== WORK REQUIRED ==
Below are the records; copy each line in them that holds the word "каждые".

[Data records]
>> start

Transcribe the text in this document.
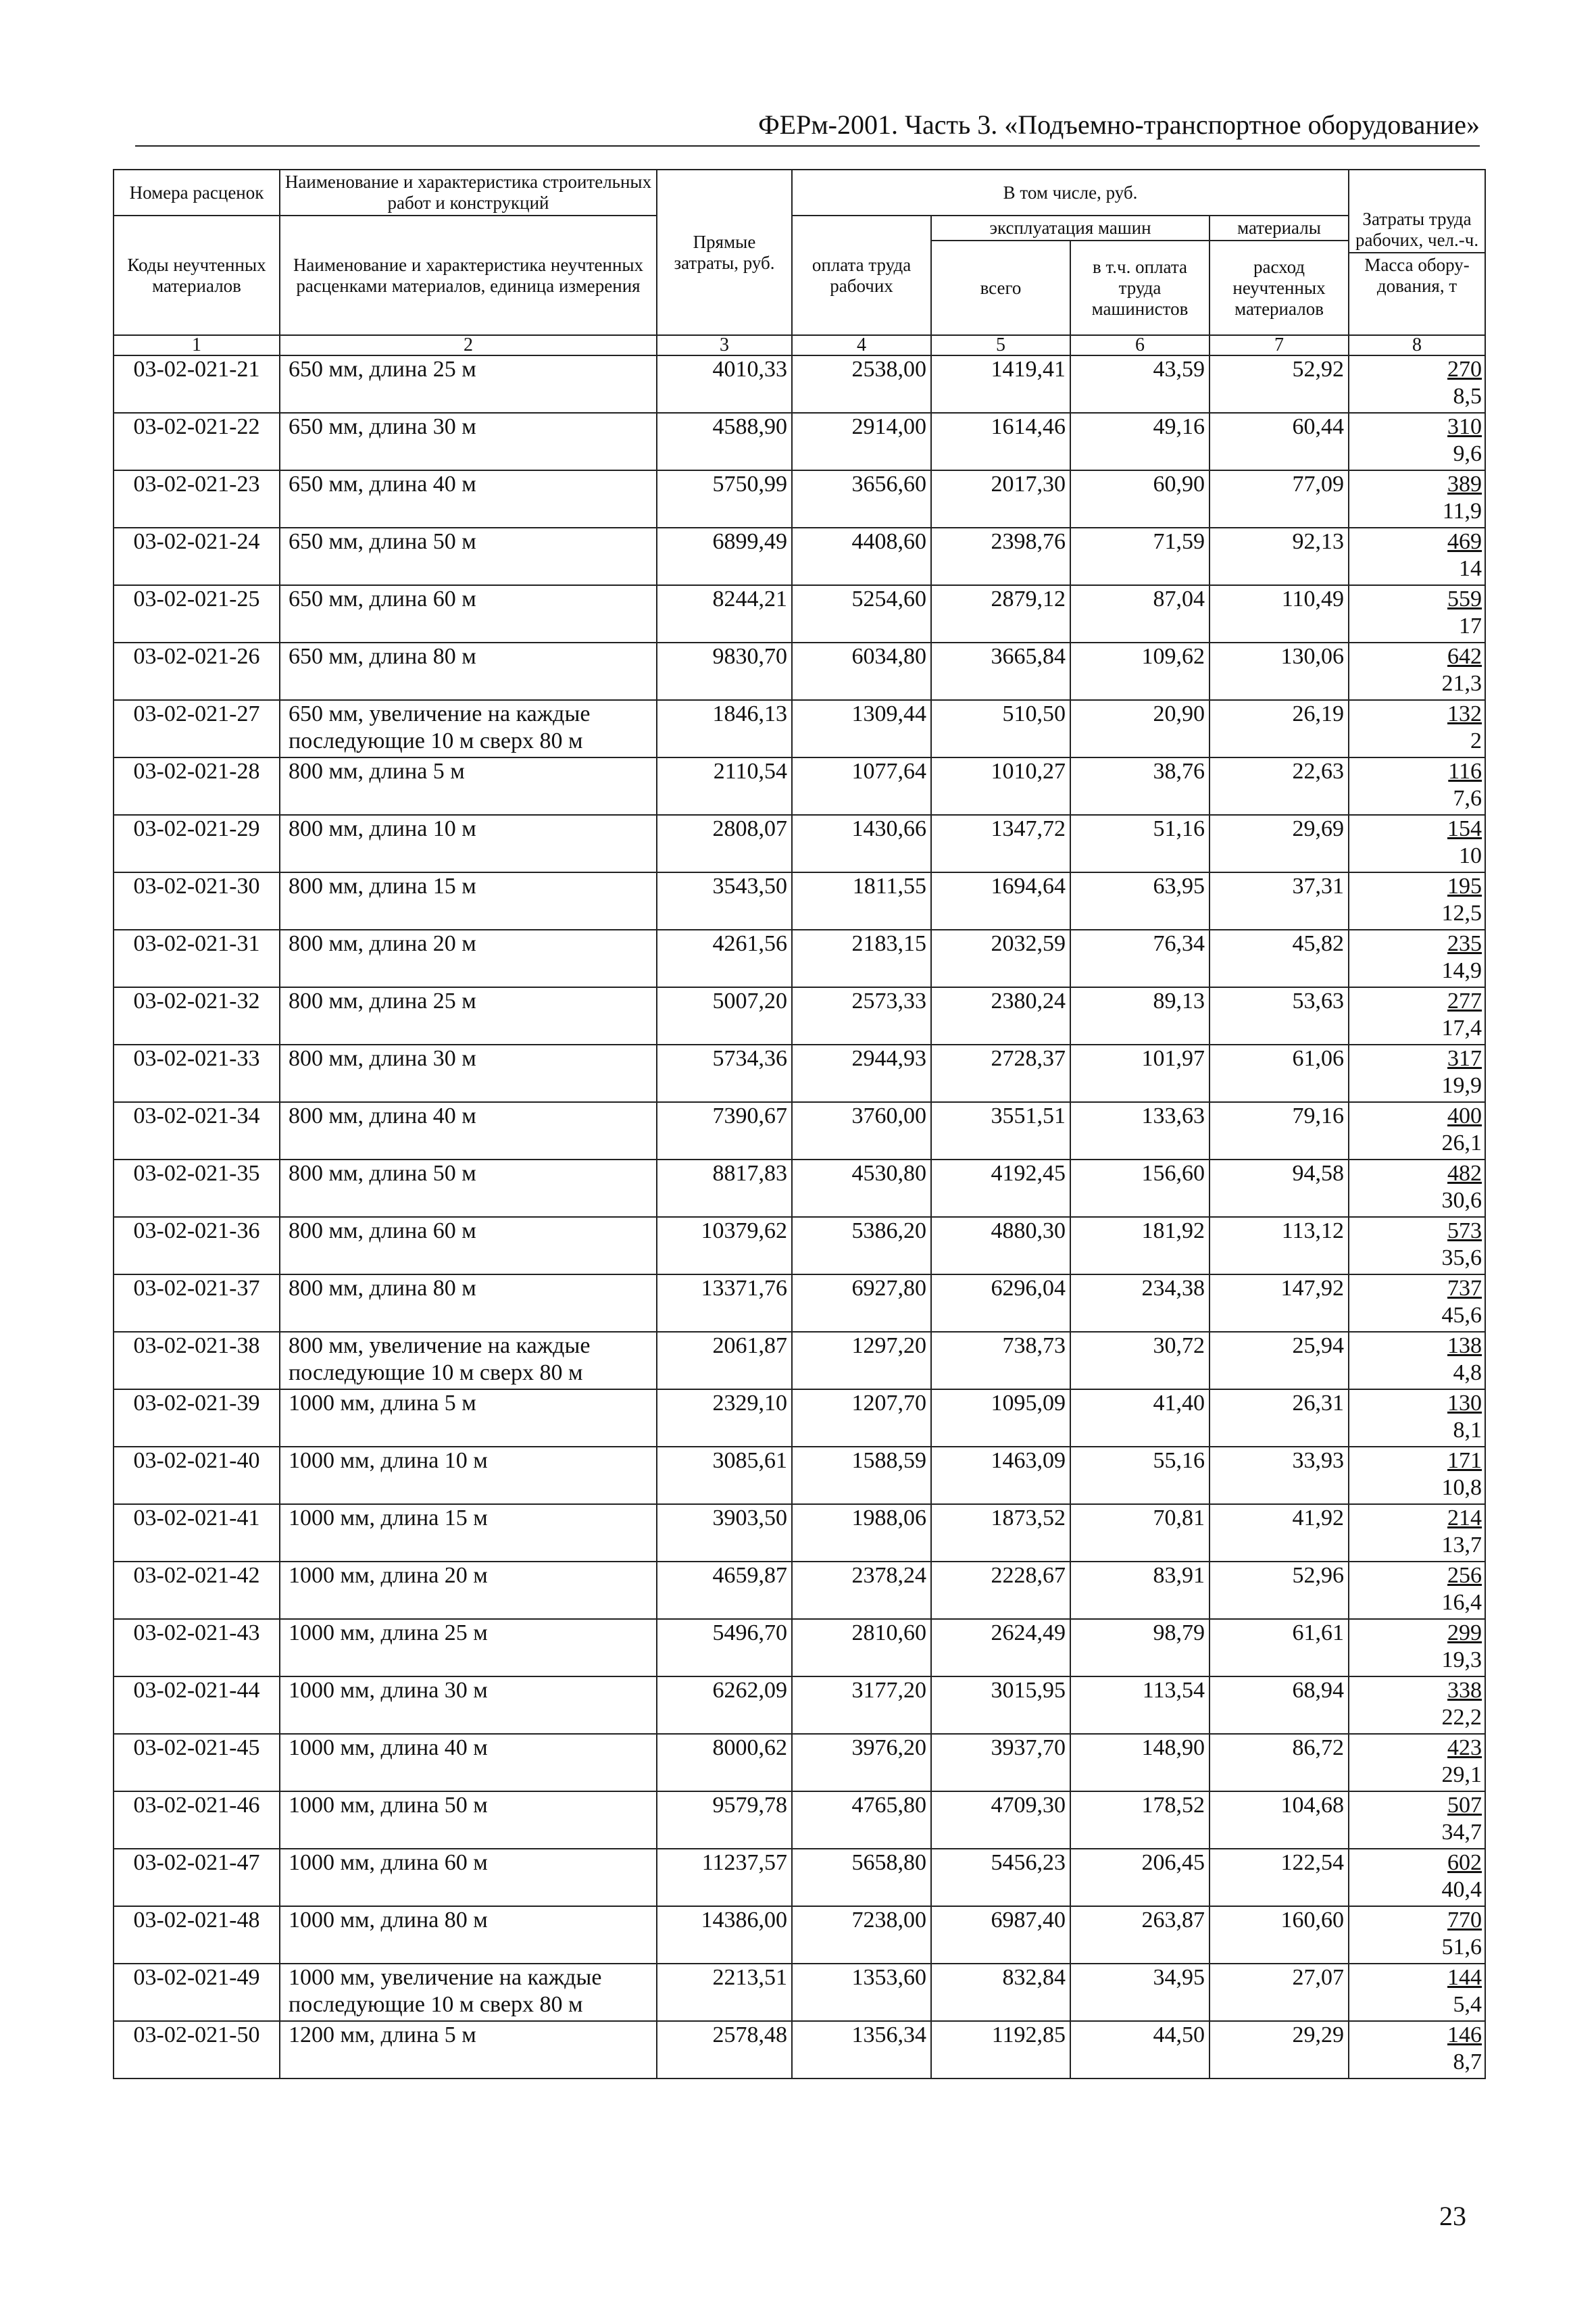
ФЕРм-2001. Часть 3. «Подъемно-транспортное оборудование»
Номера расценок	Наименование и характеристика строительных работ и конструкций	Прямые затраты, руб.	В том числе, руб.				Затраты труда рабочих, чел.-ч.
Масса обору-дования, т

Коды неучтенных материалов	Наименование и характеристика неучтенных расценками материалов, единица измерения		оплата труда рабочих	эксплуатация машин		материалы	
				всего	в т.ч. оплата труда машинистов	расход неучтенных материалов	
1	2	3	4	5	6	7	8
03-02-021-21	650 мм, длина 25 м	4010,33	2538,00	1419,41	43,59	52,92	270
8,5

03-02-021-22	650 мм, длина 30 м	4588,90	2914,00	1614,46	49,16	60,44	310
9,6

03-02-021-23	650 мм, длина 40 м	5750,99	3656,60	2017,30	60,90	77,09	389
11,9

03-02-021-24	650 мм, длина 50 м	6899,49	4408,60	2398,76	71,59	92,13	469
14

03-02-021-25	650 мм, длина 60 м	8244,21	5254,60	2879,12	87,04	110,49	559
17

03-02-021-26	650 мм, длина 80 м	9830,70	6034,80	3665,84	109,62	130,06	642
21,3

03-02-021-27	650 мм, увеличение на каждые последующие 10 м сверх 80 м	1846,13	1309,44	510,50	20,90	26,19	132
2

03-02-021-28	800 мм, длина 5 м	2110,54	1077,64	1010,27	38,76	22,63	116
7,6

03-02-021-29	800 мм, длина 10 м	2808,07	1430,66	1347,72	51,16	29,69	154
10

03-02-021-30	800 мм, длина 15 м	3543,50	1811,55	1694,64	63,95	37,31	195
12,5

03-02-021-31	800 мм, длина 20 м	4261,56	2183,15	2032,59	76,34	45,82	235
14,9

03-02-021-32	800 мм, длина 25 м	5007,20	2573,33	2380,24	89,13	53,63	277
17,4

03-02-021-33	800 мм, длина 30 м	5734,36	2944,93	2728,37	101,97	61,06	317
19,9

03-02-021-34	800 мм, длина 40 м	7390,67	3760,00	3551,51	133,63	79,16	400
26,1

03-02-021-35	800 мм, длина 50 м	8817,83	4530,80	4192,45	156,60	94,58	482
30,6

03-02-021-36	800 мм, длина 60 м	10379,62	5386,20	4880,30	181,92	113,12	573
35,6

03-02-021-37	800 мм, длина 80 м	13371,76	6927,80	6296,04	234,38	147,92	737
45,6

03-02-021-38	800 мм, увеличение на каждые последующие 10 м сверх 80 м	2061,87	1297,20	738,73	30,72	25,94	138
4,8

03-02-021-39	1000 мм, длина 5 м	2329,10	1207,70	1095,09	41,40	26,31	130
8,1

03-02-021-40	1000 мм, длина 10 м	3085,61	1588,59	1463,09	55,16	33,93	171
10,8

03-02-021-41	1000 мм, длина 15 м	3903,50	1988,06	1873,52	70,81	41,92	214
13,7

03-02-021-42	1000 мм, длина 20 м	4659,87	2378,24	2228,67	83,91	52,96	256
16,4

03-02-021-43	1000 мм, длина 25 м	5496,70	2810,60	2624,49	98,79	61,61	299
19,3

03-02-021-44	1000 мм, длина 30 м	6262,09	3177,20	3015,95	113,54	68,94	338
22,2

03-02-021-45	1000 мм, длина 40 м	8000,62	3976,20	3937,70	148,90	86,72	423
29,1

03-02-021-46	1000 мм, длина 50 м	9579,78	4765,80	4709,30	178,52	104,68	507
34,7

03-02-021-47	1000 мм, длина 60 м	11237,57	5658,80	5456,23	206,45	122,54	602
40,4

03-02-021-48	1000 мм, длина 80 м	14386,00	7238,00	6987,40	263,87	160,60	770
51,6

03-02-021-49	1000 мм, увеличение на каждые последующие 10 м сверх 80 м	2213,51	1353,60	832,84	34,95	27,07	144
5,4

03-02-021-50	1200 мм, длина 5 м	2578,48	1356,34	1192,85	44,50	29,29	146
8,7
23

>> end

== RESULT ==
03-02-021-27	650 мм, увеличение на каждые последующие 10 м сверх 80 м	1846,13	1309,44	510,50	20,90	26,19	132
03-02-021-38	800 мм, увеличение на каждые последующие 10 м сверх 80 м	2061,87	1297,20	738,73	30,72	25,94	138
03-02-021-49	1000 мм, увеличение на каждые последующие 10 м сверх 80 м	2213,51	1353,60	832,84	34,95	27,07	144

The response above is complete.